Dataset entries

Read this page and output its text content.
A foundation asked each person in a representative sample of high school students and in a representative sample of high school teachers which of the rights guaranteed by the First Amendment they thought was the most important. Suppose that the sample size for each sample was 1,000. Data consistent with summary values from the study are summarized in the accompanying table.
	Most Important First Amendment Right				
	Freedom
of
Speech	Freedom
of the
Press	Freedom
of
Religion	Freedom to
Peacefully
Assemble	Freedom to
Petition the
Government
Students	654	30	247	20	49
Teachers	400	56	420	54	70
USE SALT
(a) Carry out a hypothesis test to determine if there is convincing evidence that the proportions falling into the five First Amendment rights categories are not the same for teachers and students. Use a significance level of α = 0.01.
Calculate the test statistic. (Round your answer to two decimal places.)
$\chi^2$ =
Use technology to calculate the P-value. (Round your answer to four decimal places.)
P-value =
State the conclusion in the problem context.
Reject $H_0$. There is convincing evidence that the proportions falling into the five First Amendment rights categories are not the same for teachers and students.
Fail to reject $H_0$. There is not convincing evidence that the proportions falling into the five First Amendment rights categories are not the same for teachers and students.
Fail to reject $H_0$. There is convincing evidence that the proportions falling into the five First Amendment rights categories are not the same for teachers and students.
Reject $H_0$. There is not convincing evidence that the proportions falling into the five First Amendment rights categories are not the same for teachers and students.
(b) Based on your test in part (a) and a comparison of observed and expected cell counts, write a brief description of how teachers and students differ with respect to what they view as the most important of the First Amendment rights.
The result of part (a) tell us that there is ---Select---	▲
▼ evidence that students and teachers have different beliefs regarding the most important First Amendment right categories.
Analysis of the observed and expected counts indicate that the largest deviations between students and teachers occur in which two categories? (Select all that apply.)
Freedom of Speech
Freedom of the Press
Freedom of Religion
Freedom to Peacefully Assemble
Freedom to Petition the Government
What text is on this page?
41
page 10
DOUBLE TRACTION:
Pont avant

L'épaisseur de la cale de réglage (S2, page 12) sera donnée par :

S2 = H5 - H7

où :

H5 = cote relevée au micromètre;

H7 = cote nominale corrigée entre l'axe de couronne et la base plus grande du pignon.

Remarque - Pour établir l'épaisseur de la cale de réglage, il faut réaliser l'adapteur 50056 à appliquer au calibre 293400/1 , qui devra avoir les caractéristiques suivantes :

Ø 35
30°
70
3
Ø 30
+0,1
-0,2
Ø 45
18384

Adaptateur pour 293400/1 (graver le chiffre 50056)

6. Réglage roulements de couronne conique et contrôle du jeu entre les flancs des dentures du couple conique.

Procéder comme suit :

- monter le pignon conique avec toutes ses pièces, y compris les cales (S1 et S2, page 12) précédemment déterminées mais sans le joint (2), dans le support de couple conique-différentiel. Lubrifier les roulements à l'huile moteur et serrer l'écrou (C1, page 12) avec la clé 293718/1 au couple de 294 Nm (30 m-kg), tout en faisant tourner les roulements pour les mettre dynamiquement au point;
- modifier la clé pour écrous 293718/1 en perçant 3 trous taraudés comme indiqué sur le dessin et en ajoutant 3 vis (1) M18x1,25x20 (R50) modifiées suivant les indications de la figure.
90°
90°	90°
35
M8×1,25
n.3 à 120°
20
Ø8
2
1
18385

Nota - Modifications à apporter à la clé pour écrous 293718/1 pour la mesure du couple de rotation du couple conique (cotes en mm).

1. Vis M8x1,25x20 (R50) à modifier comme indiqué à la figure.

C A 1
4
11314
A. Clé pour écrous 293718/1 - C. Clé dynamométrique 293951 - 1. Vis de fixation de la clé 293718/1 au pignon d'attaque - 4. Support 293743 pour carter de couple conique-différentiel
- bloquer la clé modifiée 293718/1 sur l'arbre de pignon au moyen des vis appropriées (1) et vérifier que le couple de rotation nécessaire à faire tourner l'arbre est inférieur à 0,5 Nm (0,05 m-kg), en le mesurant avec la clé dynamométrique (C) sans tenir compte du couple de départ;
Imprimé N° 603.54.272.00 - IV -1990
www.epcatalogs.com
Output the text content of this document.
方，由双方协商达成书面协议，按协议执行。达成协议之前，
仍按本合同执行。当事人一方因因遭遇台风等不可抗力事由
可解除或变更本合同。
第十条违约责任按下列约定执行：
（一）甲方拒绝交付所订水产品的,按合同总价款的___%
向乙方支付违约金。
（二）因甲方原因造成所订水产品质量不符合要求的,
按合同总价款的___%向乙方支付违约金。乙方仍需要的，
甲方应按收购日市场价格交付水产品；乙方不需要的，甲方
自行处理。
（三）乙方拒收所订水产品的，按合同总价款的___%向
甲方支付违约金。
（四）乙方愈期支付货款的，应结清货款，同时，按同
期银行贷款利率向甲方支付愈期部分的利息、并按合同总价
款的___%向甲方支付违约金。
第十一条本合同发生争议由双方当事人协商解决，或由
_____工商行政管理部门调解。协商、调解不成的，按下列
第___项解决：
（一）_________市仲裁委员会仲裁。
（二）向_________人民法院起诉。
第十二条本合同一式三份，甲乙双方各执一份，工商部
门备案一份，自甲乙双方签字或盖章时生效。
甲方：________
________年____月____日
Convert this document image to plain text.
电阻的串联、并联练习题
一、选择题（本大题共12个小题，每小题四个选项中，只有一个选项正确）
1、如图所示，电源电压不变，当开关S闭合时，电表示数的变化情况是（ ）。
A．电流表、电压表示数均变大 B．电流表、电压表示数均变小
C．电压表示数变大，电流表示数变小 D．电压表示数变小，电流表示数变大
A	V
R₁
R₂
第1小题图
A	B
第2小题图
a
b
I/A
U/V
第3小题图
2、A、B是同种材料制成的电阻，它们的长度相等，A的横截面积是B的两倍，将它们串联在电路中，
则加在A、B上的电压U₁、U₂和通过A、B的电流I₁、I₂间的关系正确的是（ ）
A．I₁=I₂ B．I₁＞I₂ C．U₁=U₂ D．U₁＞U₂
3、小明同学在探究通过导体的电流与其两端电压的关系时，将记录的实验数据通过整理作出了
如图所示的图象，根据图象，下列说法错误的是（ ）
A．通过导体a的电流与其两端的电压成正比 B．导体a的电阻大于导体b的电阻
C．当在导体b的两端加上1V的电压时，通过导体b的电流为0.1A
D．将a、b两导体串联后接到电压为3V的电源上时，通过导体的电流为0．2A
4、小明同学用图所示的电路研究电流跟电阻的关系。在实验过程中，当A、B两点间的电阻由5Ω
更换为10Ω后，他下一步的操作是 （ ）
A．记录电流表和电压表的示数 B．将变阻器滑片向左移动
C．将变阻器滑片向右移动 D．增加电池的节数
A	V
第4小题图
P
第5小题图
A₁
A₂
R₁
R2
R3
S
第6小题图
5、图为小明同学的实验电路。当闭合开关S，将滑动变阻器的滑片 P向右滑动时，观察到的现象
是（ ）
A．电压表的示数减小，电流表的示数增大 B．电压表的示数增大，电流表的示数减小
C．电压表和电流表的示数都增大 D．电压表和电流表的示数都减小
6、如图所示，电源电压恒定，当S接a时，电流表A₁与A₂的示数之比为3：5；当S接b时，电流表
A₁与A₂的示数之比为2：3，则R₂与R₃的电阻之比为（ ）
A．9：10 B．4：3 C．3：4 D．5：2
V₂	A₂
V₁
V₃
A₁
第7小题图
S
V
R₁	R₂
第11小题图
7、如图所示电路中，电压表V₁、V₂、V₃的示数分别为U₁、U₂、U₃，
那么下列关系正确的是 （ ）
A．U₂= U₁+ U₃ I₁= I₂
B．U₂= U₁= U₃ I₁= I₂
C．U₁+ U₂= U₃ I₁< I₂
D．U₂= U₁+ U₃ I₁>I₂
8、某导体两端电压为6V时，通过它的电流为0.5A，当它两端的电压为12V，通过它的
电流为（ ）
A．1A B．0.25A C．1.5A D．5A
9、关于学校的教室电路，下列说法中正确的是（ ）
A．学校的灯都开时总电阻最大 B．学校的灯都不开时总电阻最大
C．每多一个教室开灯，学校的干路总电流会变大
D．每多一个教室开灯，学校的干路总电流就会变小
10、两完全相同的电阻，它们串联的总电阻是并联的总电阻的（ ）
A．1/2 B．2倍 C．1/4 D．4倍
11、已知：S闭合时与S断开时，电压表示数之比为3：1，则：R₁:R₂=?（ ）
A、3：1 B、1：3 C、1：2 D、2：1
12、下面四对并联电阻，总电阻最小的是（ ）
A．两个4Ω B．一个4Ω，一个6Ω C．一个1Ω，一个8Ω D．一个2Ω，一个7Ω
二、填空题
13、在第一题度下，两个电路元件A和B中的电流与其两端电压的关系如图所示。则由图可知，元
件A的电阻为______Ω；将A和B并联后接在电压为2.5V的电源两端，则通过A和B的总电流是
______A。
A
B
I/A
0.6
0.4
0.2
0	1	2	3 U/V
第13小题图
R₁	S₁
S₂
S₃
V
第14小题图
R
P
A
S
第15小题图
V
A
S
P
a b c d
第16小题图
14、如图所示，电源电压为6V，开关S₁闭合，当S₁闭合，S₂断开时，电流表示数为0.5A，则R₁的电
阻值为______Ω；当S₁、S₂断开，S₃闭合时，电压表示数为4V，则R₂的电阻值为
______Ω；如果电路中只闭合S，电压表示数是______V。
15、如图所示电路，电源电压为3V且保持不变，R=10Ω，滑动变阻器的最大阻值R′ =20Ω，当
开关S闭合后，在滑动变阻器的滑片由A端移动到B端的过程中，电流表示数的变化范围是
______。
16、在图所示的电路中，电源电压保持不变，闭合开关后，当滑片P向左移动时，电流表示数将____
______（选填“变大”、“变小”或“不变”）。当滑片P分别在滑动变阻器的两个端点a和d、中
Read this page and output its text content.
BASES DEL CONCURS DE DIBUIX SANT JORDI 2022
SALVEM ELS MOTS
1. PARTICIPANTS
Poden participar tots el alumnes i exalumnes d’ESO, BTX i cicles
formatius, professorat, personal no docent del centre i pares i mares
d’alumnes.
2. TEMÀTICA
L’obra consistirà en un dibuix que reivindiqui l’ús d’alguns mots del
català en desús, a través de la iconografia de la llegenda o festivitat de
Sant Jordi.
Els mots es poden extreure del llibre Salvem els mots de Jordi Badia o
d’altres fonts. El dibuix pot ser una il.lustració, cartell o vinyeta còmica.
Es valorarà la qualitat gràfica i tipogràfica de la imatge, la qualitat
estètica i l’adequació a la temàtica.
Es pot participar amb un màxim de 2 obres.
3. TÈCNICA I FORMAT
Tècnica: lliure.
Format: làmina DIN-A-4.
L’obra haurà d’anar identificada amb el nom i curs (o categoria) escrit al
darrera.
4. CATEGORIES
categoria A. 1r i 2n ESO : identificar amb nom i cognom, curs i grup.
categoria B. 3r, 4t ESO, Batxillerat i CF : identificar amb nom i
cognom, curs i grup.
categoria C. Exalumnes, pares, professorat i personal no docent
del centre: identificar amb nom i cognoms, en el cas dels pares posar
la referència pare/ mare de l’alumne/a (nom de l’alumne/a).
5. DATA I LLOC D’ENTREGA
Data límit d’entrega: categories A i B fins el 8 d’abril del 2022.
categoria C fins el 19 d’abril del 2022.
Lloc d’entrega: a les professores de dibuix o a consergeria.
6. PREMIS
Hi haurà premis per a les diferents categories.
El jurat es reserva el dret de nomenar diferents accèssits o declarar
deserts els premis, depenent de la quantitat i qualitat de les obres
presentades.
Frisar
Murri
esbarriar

Task requirements = Give the number of lines containing the word "pignon". No other answer is needed.

Complete answer = 4